**Exercise instructions:** Edit the part of the Hillsborough passage below that opens with the words "Chris Applegate writes, re" and closes with "before the day.", and write it out again with "football" replaced by "soccer".

**Selected text:**

********

Chris Applegate writes, re Hillsborough:
One of the interesting things about going to watch the football in the 1980’s was that it involved a change of status. You left your house an ordinary citizen, much like any other. But as soon as it became clear where you were going, you immediately became a kind of subhuman. The police addressed you differently, assuming they talked to you at all: quite often if they wanted you to go somewhere they just grabbed your arm and pulled you in the required direction. You could be penned into confined spaces and made to wait for hours: kettling before the day.
A degree of crowd control was and is obviously necessary, and ideally the police should look on the job as part of their art and mystery. Managing public spaces so that all within them can pursue their lawful business is tricky at times, and doing it successfully should be something to take pride in. But that was never the impression you got. On the one hand, the cops seemed to regard it as a low status job: a Saturday afternoon cattle roundup. To compensate for that they could do anything they pleased to you in the knowledge that they’d be cheered on by the local paper and that if they decided to nick you first and make up the charges later you wouldn’t stand a chance when you went up in front of the JP. There seemed to be no distinction between the actual hooligans and the general fans: they were simply a violent expression of a general problem. So also with much of the public. I remember going to a game at the old Baseball Ground in Derby one year and watching incredulously as some old dear ran outside and took her washing off the line as we were walking past.

********

**Available data:**
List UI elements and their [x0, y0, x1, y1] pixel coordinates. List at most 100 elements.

********

**Problem solution:**
Chris Applegate writes, re Hillsborough:
One of the interesting things about going to watch the soccer in the 1980’s was that it involved a change of status. You left your house an ordinary citizen, much like any other. But as soon as it became clear where you were going, you immediately became a kind of subhuman. The police addressed you differently, assuming they talked to you at all: quite often if they wanted you to go somewhere they just grabbed your arm and pulled you in the required direction. You could be penned into confined spaces and made to wait for hours: kettling before the day.